The CLIENT is informed and recognises that OUTSCALE is not able to proceed with the complete deletion of all the Data that the CLIENT may have shared with other clients, in particular by means of OMI sharing or disk images, as long as another client is using the shared data and that it is up to the CLIENT not to share confidential or sensitive information or information belonging to third parties, or personal Data with other clients, except to share them deliberately with other identified clients and solely while complying with the applicable legislation and third party rights, as applicable.
19 – Non Sollicitation of Personnel
During the entire period of the Services, and for a period of 12 (twelve) months following the cessation of the latter, regardless of the cause, the CLIENT shall undertake not to make any employment offer, service, consulting, etc. to any of the members of the personnel at OUTSCALE, unless there is a written agreement from OUTSCALE.
In the event whereby the CLIENT would not respect this obligation, he shall undertake to compensate OUTSCALE by paying it a flat-rate and final indemnity equal to 12 (twelve) months of gross remuneration of the personnel prolifigated.
20 – Reversibility of the Services
By express agreement, the Services shall not include a reversibility obligation (i.e, assistance to the CLIENT so that he can migrate his System to another provider).
The CLIENT – solely in charge of his System – must do his utmost to facilitate this operation as necessary (which implies, in particular, the setup of a rigorous documentation: Reversibility specifications) and the setup of reversibility plans.
Nevertheless, OUTSCALE may propose a consultancy mission in this regard, in the context of a specific agreement, to be negotiated.
21 – Validity of electronic means for notifications issued within the scope of the Agreement
Except in cases where these GTC specify the sending by OUTSCALE of an Electronic registered letter, all notifications issued within the scope of this Agreement, and in particular formal notice and reminders sent to the CLIENT, shall be sent by OUTSCALE by simple email.
The time and the date indicated on the OUTSCALE server from which the email was issued shall be considered as proof between the CLIENT and OUTSCALE.
It is understood that the CLIENT, whatever its status – and, in particular if it is a not a professional –, agrees to use email and Electronic registered letter as means of notification.
If the CLIENT does not accept email and Electronic registered letter as means of notification within the scope of the Agreement, it must refuse these GTC and not enter into an Agreement with OUTSCALE.
22 – Disputes and Litigation
22.1 Language of the GTC
These GTC exist in French and in English. In the event of any contradiction between the two versions, the French version shall prevail.
22.2 Comptent Courts / Applicable law
Notwithstanding plurality of defendants, the introduction of third parties, etc. any disputes in connection with the formation, construction or performnace of these general terms and conditions shall be submitted to the commercial court of Nanterre and shall be governed by French law.
Appendix A (“SLAs”) to the General Conditions of Sale – version 2016.11.a
The SLAs are sometimes only applicable upon the condition that the CLIENT deploys his Services on all the availability Areas that exist in the Region. In the event whereby, albeit possible, the CLIENT decides not to deploy in all the availability Areas of the Region, he may not request the application of the SLAs. These SLAs are marked with an asterisk (*).

------------

*Instructions*
1. Give the service terms again from "If the CLIENT" up to and including "version shall prevail.", switching "French" to "German".
2. Pick up the service terms after their last sentence and carry on writing.

*Data provided*
------------

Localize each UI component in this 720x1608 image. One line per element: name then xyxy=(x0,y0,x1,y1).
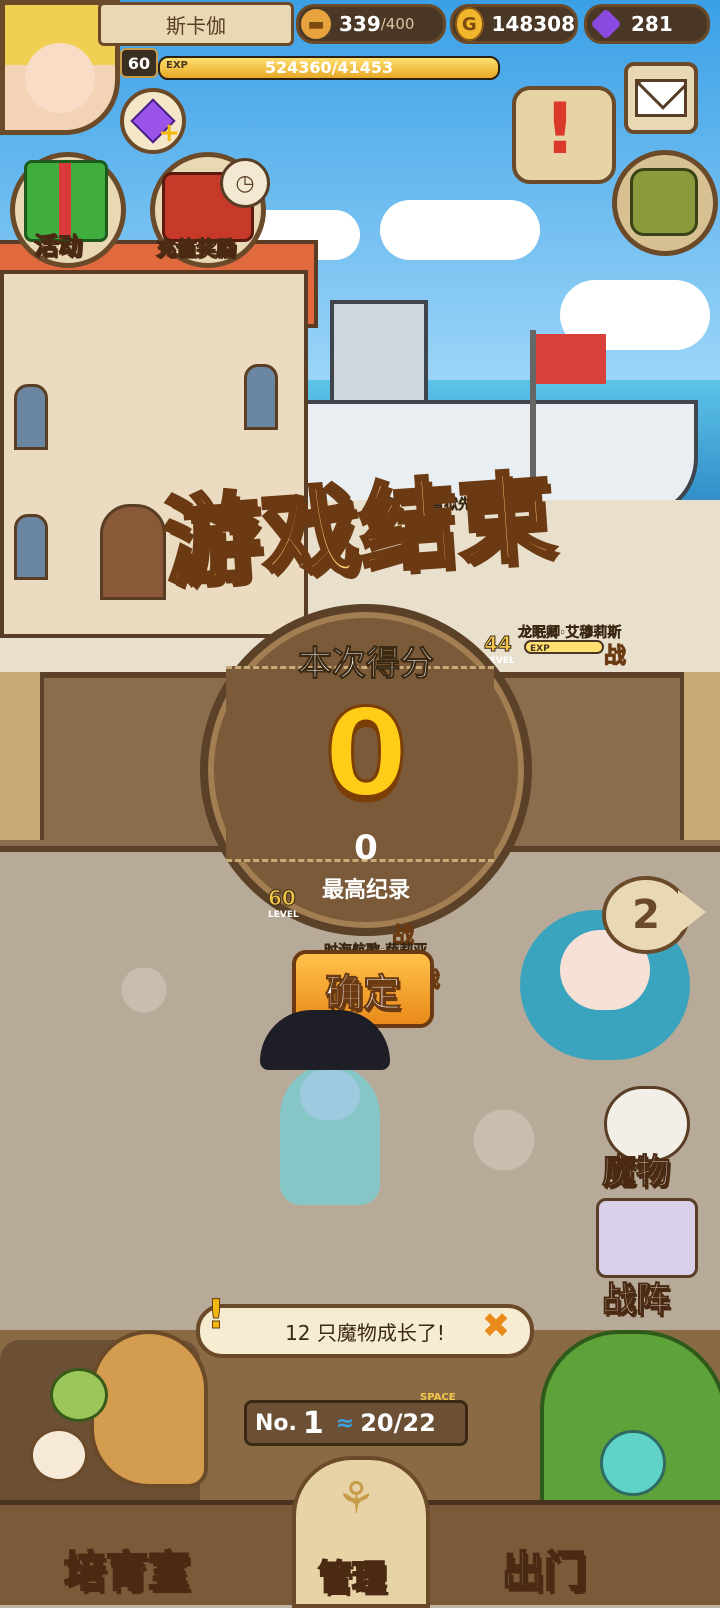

------------

*Answers per task*
1.
If the CLIENT does not accept email and Electronic registered letter as means of notification within the scope of the Agreement, it must refuse these GTC and not enter into an Agreement with OUTSCALE.
22 – Disputes and Litigation
22.1 Language of the GTC
These GTC exist in German and in English. In the event of any contradiction between the two versions, the German version shall prevail.

2.
This limitiation shall not concern either the APIs provided by OUTSCALE or the Infrastructure setup and managed by OUTSCALE and therefore OUTSCALE’s liability. For the latter, the SLAs generally apply regardless of the type of deployment chosen by the CLIENT.
These guarantees shall enable OUTSCALE to commit itself on the following SLAs suivants on a 24/7 basis:
SLA1 – Service: “Storage Service Facility”
- The Sustainability of storage of an Object on a given Region is guaranteed at 99.9999999999%* per year if these objects are distributed across all the availability Areas that in exist in the given Region,
- API’s Availability provided by OUTSCALE and enabling the publication and use of the CLIENT’s objects by the latter is 99.97 %per year,
- The availability of the Web portal (http/https) provided by OUTSCALE and enabling the various users to access stored objects is99.99%* per year for the objects deployed on all the availability Areas of the Region and 99.98% for the others.
This Sustainability shall be understood subject to use that is in accordance with the rules of practice applicable to the Services and outside of any alteration of data, whether voluntarily or not, the origin of which results from an action on the part of the CLIENT. It is in particular applicable only in the event whereby the CLIENT uses all the availability Areas that exist in the region.
The Object storage, as its name suggests, shall not be used in block mode (for example, for an active database). The use of an Object storage in block mode via the technical circumvention means (for example, FUSE under Linux), is not a use within the rules of practice applicable to Object storage and any incident related to this use shall not be covered by these SLAs.
SLA2 – Service: “Continuous storage service”
- The availability of a volume is guaranteed at 99.7% per month. By default, a volume shall only be available only on its original availability Area,
- The availability of a Snapshot is 99.7% per month. A Snapshot is available throughout the Region,
- The Sustainability of a Snapshot shall be equal to that of an object under Object storage as the Snapshots are finally retained in the Object’s storage and shall therefore benefit from all the related guarantees. Nonetheless, this guarantee shall be acquired only24h after their creation,
- For the instances of IOPS guarantee, OUTSCALE shall undertake to provide the number of IOPS subscribed, for blocks of 4 ko, at least 90% of the time over a month.
The Sustainability of a volume shall not be guaranteed as it is an active storage in block mode which may be impacted by any problem of sudden cessation of a Service. For example, the crash of a physical element of Infrastructure at OUTSCALE may give rise to the cessation of a resource such as a Virtual Machine and the continuous corruption of a storage volume which was suddenly ceased in an inconsistent manner. Furthermore, an order “terminated” or “force-stopped” may cause the sudden stoppage of the Virtual Machine resource and thereby corrupt the related volume resources.
OUTSCALE’s liability may never be incurred on the consistency problems; it is the CLIENT’s responsibility to ensure that it has duly carried out all the necessary safeguards in order to protect its data and that it had setup architectures according to the rules of practice in order to be able to ensure a consistent level of volumes.
SLA3 – Service Provision “Non-continuous storage service”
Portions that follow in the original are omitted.